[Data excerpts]
----------------------------------------
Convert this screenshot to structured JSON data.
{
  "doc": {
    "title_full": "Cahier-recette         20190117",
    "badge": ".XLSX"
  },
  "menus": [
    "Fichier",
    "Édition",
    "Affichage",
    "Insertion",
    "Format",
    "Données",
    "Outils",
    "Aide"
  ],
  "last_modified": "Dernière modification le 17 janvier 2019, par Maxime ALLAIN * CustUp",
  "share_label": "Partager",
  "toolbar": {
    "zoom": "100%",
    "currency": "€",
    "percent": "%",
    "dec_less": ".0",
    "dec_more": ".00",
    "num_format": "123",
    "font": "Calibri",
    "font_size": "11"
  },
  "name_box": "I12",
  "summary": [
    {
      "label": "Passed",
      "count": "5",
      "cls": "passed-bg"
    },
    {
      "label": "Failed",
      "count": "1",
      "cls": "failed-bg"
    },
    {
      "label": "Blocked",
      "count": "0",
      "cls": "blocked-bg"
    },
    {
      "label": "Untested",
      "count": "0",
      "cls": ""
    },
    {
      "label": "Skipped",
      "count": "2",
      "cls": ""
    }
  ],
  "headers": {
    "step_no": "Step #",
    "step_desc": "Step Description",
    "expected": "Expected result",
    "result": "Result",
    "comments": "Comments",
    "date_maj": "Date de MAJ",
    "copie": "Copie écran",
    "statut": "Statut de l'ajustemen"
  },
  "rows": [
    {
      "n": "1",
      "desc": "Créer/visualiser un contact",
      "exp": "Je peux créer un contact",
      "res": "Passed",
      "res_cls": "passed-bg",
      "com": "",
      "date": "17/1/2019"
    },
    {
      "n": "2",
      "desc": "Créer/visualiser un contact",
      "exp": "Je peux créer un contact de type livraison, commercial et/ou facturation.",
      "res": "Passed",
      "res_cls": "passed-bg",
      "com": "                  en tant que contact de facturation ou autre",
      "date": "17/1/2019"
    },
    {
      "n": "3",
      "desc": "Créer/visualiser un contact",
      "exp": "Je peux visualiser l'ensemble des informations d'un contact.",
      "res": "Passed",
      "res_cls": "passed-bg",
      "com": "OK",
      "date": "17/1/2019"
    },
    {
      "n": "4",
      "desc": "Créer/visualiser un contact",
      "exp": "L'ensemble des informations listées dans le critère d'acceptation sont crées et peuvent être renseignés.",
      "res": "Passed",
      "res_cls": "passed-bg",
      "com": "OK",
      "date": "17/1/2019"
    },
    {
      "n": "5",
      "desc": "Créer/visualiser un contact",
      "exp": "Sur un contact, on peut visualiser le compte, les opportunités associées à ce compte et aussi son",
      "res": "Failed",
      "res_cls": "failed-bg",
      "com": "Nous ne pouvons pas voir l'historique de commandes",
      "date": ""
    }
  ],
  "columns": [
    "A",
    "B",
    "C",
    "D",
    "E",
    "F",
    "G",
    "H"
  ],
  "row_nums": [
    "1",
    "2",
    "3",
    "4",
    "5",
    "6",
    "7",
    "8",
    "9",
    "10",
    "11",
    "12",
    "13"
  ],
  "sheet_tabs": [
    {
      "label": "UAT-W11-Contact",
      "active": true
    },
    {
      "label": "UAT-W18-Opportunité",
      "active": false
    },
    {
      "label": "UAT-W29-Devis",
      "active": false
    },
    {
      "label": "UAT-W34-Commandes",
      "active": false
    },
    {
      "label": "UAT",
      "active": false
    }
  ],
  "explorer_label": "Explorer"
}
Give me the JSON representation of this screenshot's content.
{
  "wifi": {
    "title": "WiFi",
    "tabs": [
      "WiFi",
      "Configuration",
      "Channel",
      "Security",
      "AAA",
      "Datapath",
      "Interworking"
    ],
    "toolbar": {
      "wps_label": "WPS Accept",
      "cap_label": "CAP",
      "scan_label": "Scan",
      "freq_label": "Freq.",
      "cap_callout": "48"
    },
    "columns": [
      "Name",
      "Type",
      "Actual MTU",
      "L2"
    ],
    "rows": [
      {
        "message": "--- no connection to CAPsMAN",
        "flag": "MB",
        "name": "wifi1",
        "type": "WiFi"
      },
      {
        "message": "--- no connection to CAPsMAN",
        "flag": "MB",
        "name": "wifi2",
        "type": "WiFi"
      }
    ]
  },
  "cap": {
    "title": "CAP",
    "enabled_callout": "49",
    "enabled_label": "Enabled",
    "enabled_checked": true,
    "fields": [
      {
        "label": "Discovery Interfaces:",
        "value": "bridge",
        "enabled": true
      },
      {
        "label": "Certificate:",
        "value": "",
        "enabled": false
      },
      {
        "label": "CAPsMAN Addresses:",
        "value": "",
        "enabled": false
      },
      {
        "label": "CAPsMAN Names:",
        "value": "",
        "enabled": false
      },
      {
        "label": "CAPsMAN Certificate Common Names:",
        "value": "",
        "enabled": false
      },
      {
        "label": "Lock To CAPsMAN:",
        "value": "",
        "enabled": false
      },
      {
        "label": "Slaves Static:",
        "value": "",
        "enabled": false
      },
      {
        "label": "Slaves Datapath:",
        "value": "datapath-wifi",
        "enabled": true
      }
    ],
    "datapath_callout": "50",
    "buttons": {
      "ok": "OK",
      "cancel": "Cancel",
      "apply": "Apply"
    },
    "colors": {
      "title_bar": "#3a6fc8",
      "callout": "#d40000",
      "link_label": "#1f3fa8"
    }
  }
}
----------------------------------------
**Problem details:** List all lines from the entries that include the word "true".

**Full solution:**
      "active": true
    "enabled_checked": true,
        "enabled": true
        "enabled": true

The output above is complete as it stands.